— GOAL —
Reproduce the records below in full and exactly, without their images.

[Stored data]
[BEGIN]
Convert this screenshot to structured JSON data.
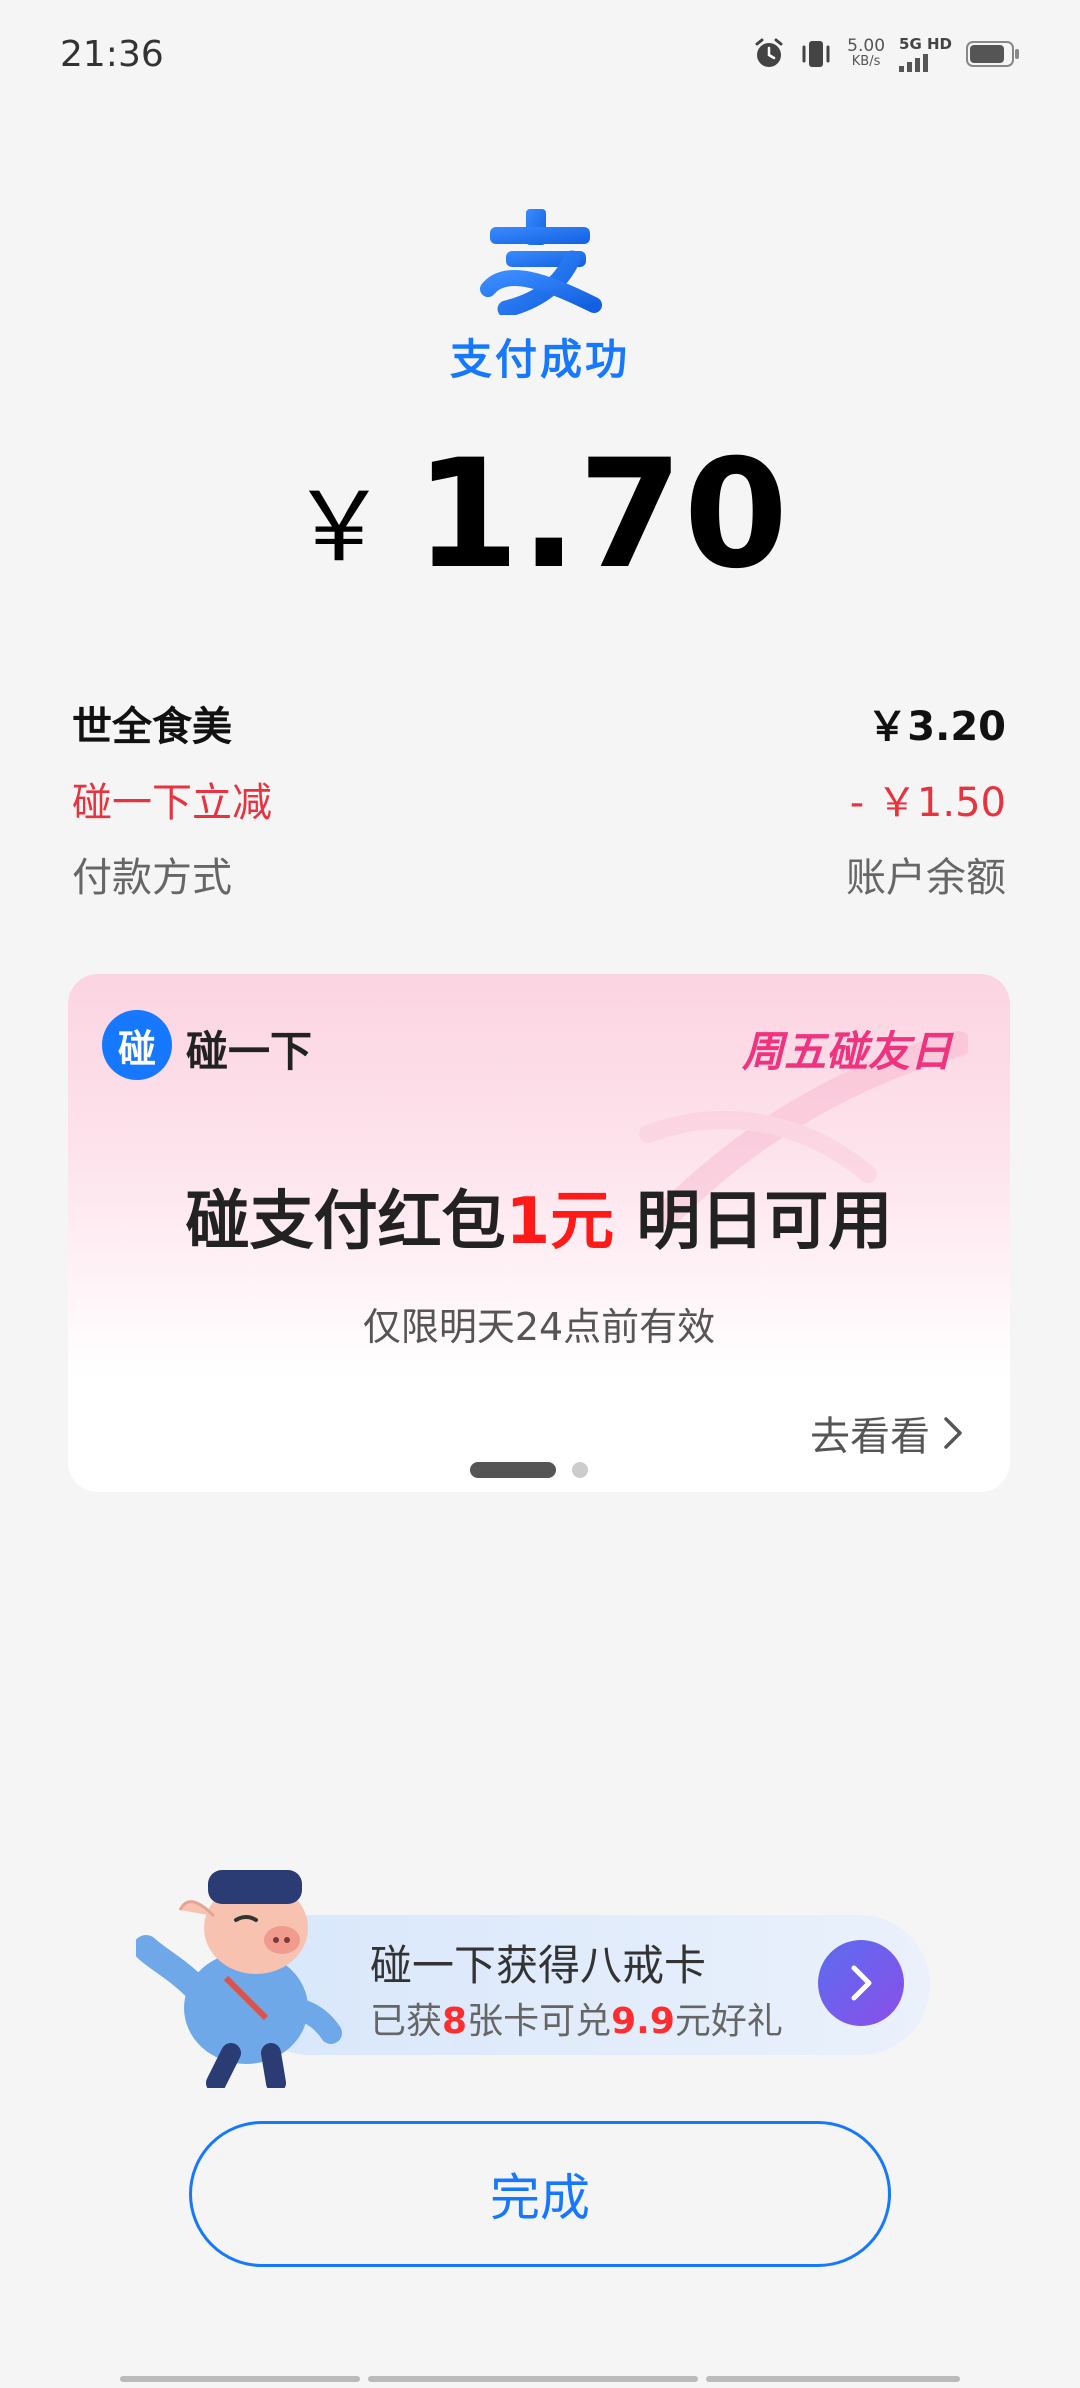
{
  "status_bar": {
    "time": "21:36",
    "net_speed_value": "5.00",
    "net_speed_unit": "KB/s",
    "network_label": "5G HD",
    "icons": [
      "alarm-icon",
      "vibrate-icon",
      "signal-icon",
      "battery-icon"
    ]
  },
  "header": {
    "logo_icon": "alipay-logo-icon",
    "status": "支付成功",
    "currency": "￥",
    "amount": "1.70"
  },
  "details": {
    "merchant_label": "世全食美",
    "merchant_value": "￥3.20",
    "discount_label": "碰一下立减",
    "discount_value": "- ￥1.50",
    "method_label": "付款方式",
    "method_value": "账户余额"
  },
  "promo": {
    "brand_icon_text": "碰",
    "brand_label": "碰一下",
    "tag": "周五碰友日",
    "headline_pre": "碰支付红包",
    "headline_highlight": "1元",
    "headline_post": " 明日可用",
    "subtitle": "仅限明天24点前有效",
    "link_label": "去看看",
    "pager_pages": 2,
    "pager_active": 1
  },
  "mascot_banner": {
    "title": "碰一下获得八戒卡",
    "sub_pre": "已获",
    "sub_count": "8",
    "sub_mid": "张卡可兑",
    "sub_value": "9.9",
    "sub_post": "元好礼"
  },
  "actions": {
    "done_label": "完成"
  },
  "colors": {
    "brand_blue": "#1677ff",
    "discount_red": "#e8333f",
    "promo_pink": "#f0337f"
  }
}
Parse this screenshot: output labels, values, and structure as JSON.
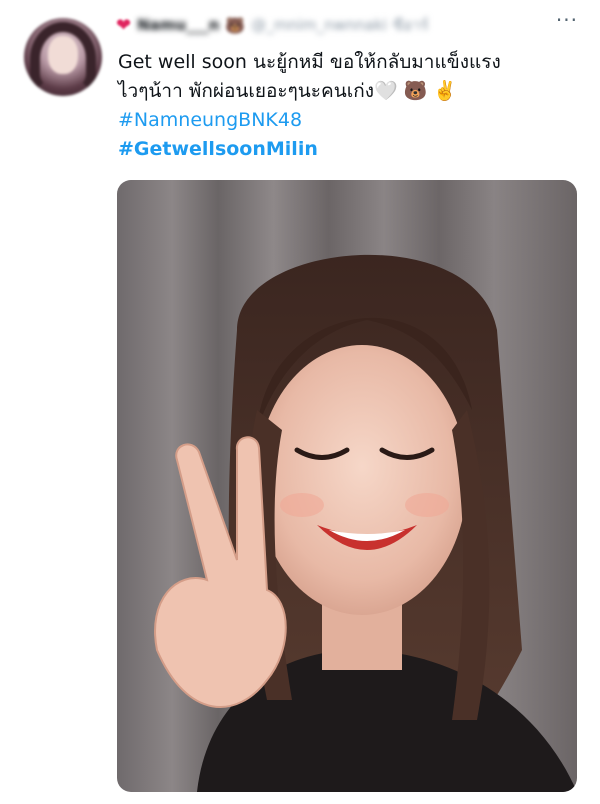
[END]
— CORRECT ANSWER —
Convert this screenshot to structured JSON data.
{
  "status_bar": {
    "time": "21:36",
    "net_speed_value": "5.00",
    "net_speed_unit": "KB/s",
    "network_label": "5G HD",
    "icons": [
      "alarm-icon",
      "vibrate-icon",
      "signal-icon",
      "battery-icon"
    ]
  },
  "header": {
    "logo_icon": "alipay-logo-icon",
    "status": "支付成功",
    "currency": "￥",
    "amount": "1.70"
  },
  "details": {
    "merchant_label": "世全食美",
    "merchant_value": "￥3.20",
    "discount_label": "碰一下立减",
    "discount_value": "- ￥1.50",
    "method_label": "付款方式",
    "method_value": "账户余额"
  },
  "promo": {
    "brand_icon_text": "碰",
    "brand_label": "碰一下",
    "tag": "周五碰友日",
    "headline_pre": "碰支付红包",
    "headline_highlight": "1元",
    "headline_post": " 明日可用",
    "subtitle": "仅限明天24点前有效",
    "link_label": "去看看",
    "pager_pages": 2,
    "pager_active": 1
  },
  "mascot_banner": {
    "title": "碰一下获得八戒卡",
    "sub_pre": "已获",
    "sub_count": "8",
    "sub_mid": "张卡可兑",
    "sub_value": "9.9",
    "sub_post": "元好礼"
  },
  "actions": {
    "done_label": "完成"
  },
  "colors": {
    "brand_blue": "#1677ff",
    "discount_red": "#e8333f",
    "promo_pink": "#f0337f"
  }
}
Parse this screenshot: output labels, values, and structure as JSON.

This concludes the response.